## GOAL OF THE EXERCISE
Search the material below for the word "using". Copy every line that has it.

==================================================

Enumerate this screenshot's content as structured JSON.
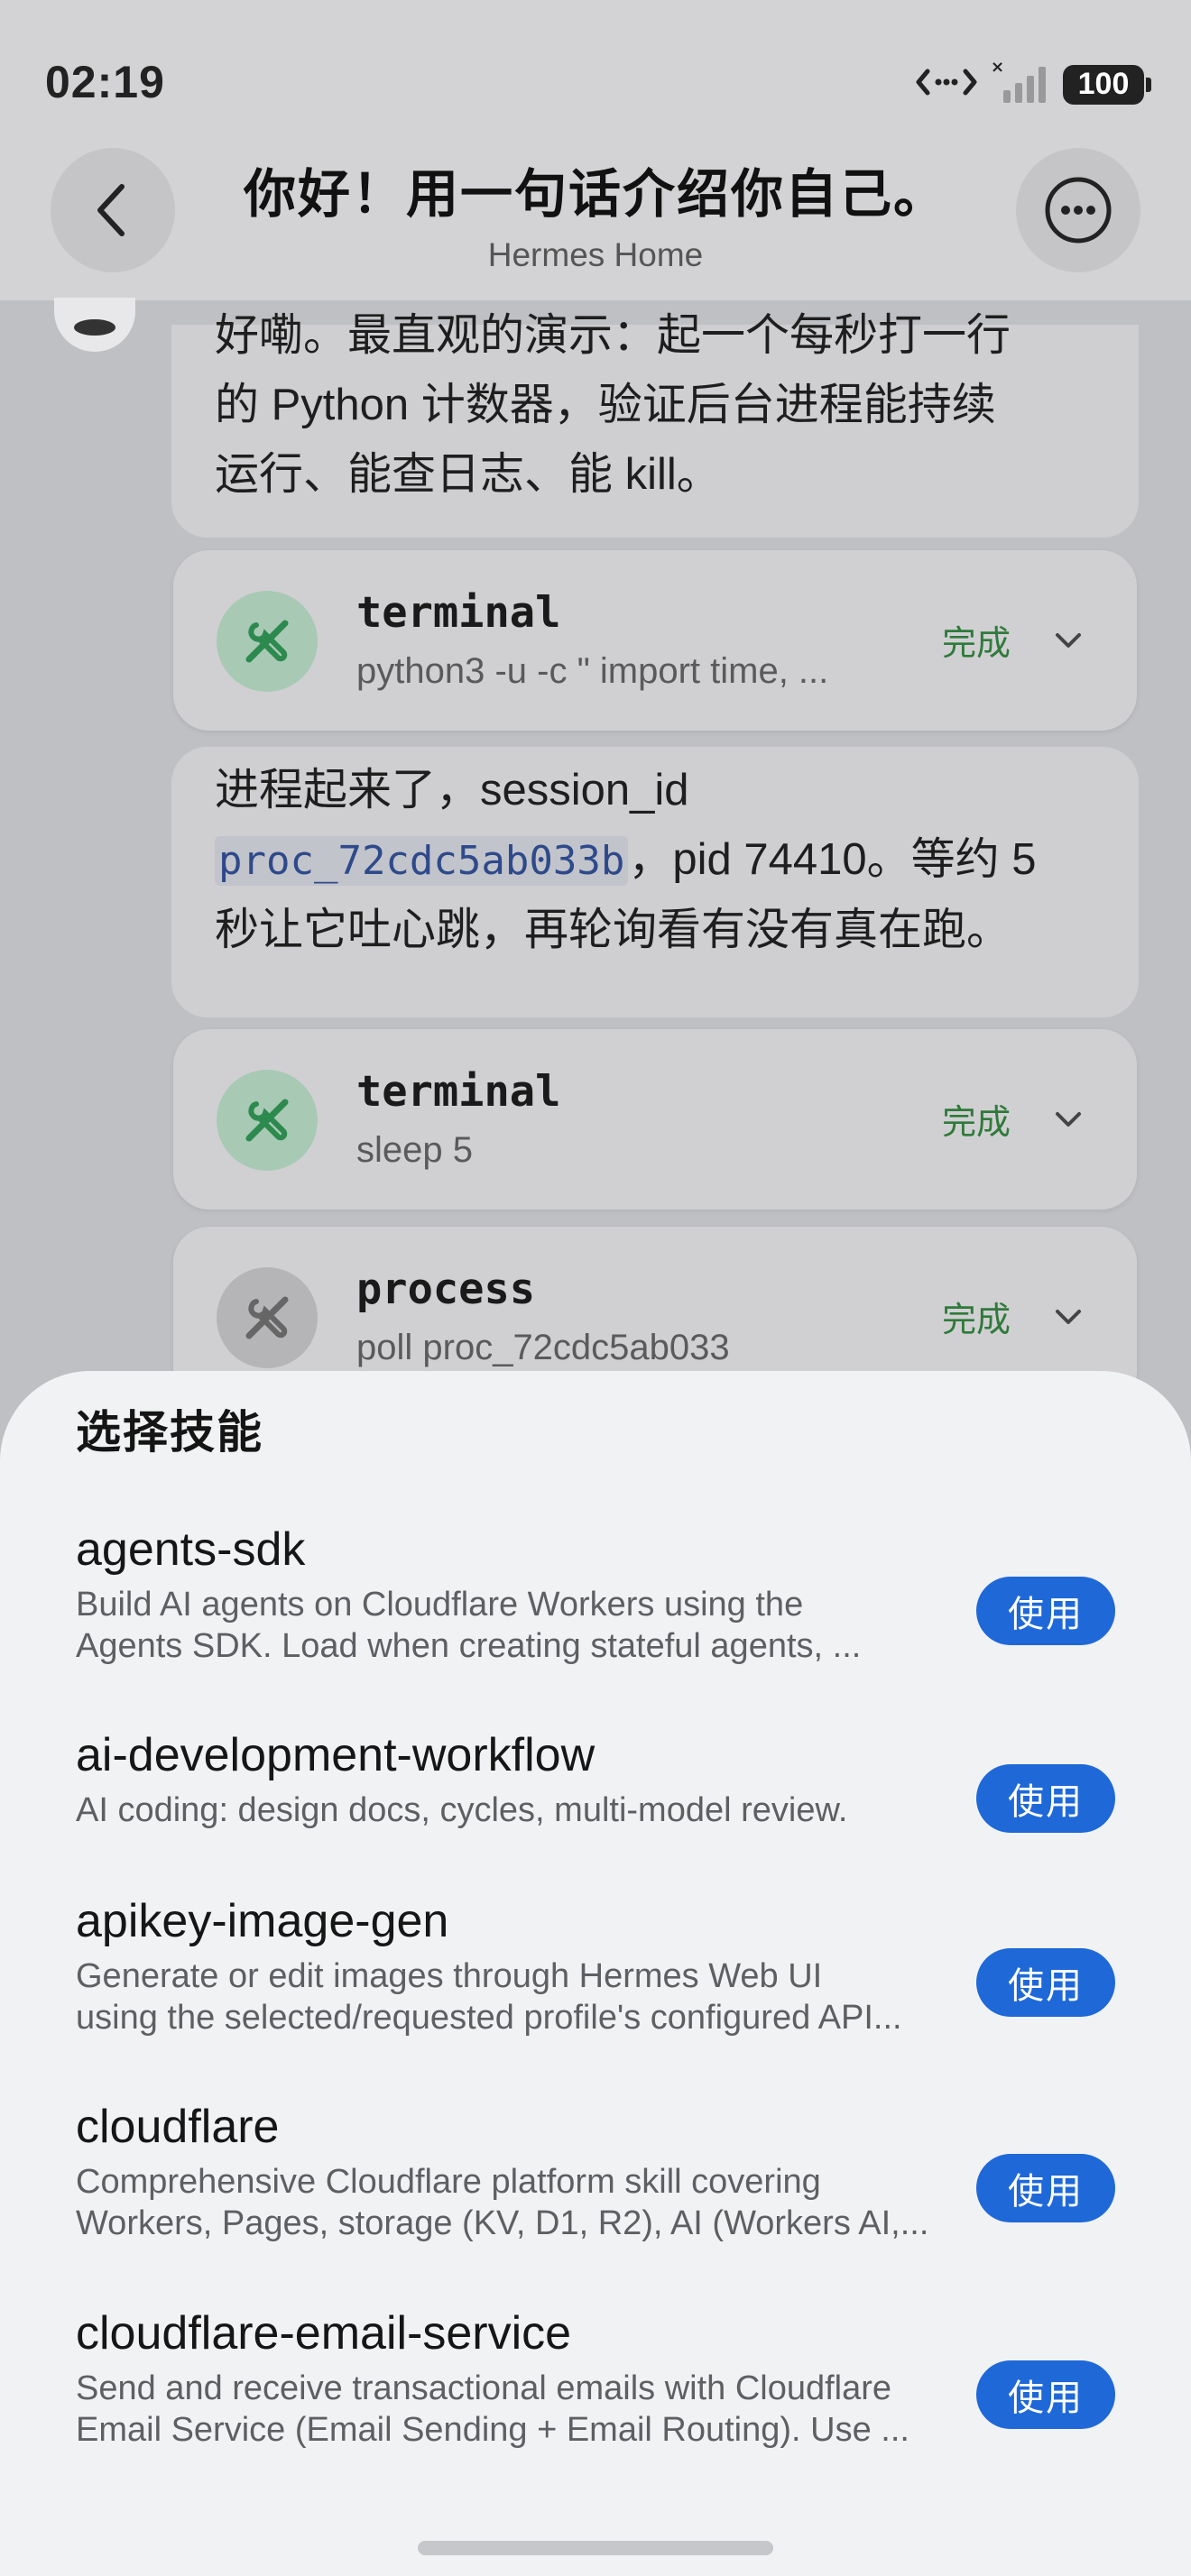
{
  "status_bar": {
    "time": "02:19",
    "battery": "100"
  },
  "header": {
    "title": "你好！用一句话介绍你自己。",
    "subtitle": "Hermes Home"
  },
  "messages": {
    "msg1": {
      "lines": [
        "好嘞。最直观的演示：起一个每秒打一行",
        "的 Python 计数器，验证后台进程能持续",
        "运行、能查日志、能 kill。"
      ]
    },
    "msg2": {
      "line1": "进程起来了，session_id",
      "code": "proc_72cdc5ab033b",
      "line2_rest": "，pid 74410。等约 5",
      "line3": "秒让它吐心跳，再轮询看有没有真在跑。"
    }
  },
  "tools": [
    {
      "name": "terminal",
      "command": "python3 -u -c \" import time, ...",
      "status": "完成",
      "icon": "wrench-screwdriver-icon"
    },
    {
      "name": "terminal",
      "command": "sleep 5",
      "status": "完成",
      "icon": "wrench-screwdriver-icon"
    },
    {
      "name": "process",
      "command": "poll proc_72cdc5ab033",
      "status": "完成",
      "icon": "wrench-screwdriver-icon"
    }
  ],
  "sheet": {
    "title": "选择技能",
    "use_label": "使用",
    "skills": [
      {
        "name": "agents-sdk",
        "desc": [
          "Build AI agents on Cloudflare Workers using the",
          "Agents SDK. Load when creating stateful agents, ..."
        ]
      },
      {
        "name": "ai-development-workflow",
        "desc": [
          "AI coding: design docs, cycles, multi-model review."
        ]
      },
      {
        "name": "apikey-image-gen",
        "desc": [
          "Generate or edit images through Hermes Web UI",
          "using the selected/requested profile's configured API..."
        ]
      },
      {
        "name": "cloudflare",
        "desc": [
          "Comprehensive Cloudflare platform skill covering",
          "Workers, Pages, storage (KV, D1, R2), AI (Workers AI,..."
        ]
      },
      {
        "name": "cloudflare-email-service",
        "desc": [
          "Send and receive transactional emails with Cloudflare",
          "Email Service (Email Sending + Email Routing). Use ..."
        ]
      }
    ]
  },
  "colors": {
    "accent": "#1f68d8",
    "done_green": "#2f7a3a"
  }
}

==================================================

## EXERCISE RESPONSE
          "Build AI agents on Cloudflare Workers using the",
          "using the selected/requested profile's configured API..."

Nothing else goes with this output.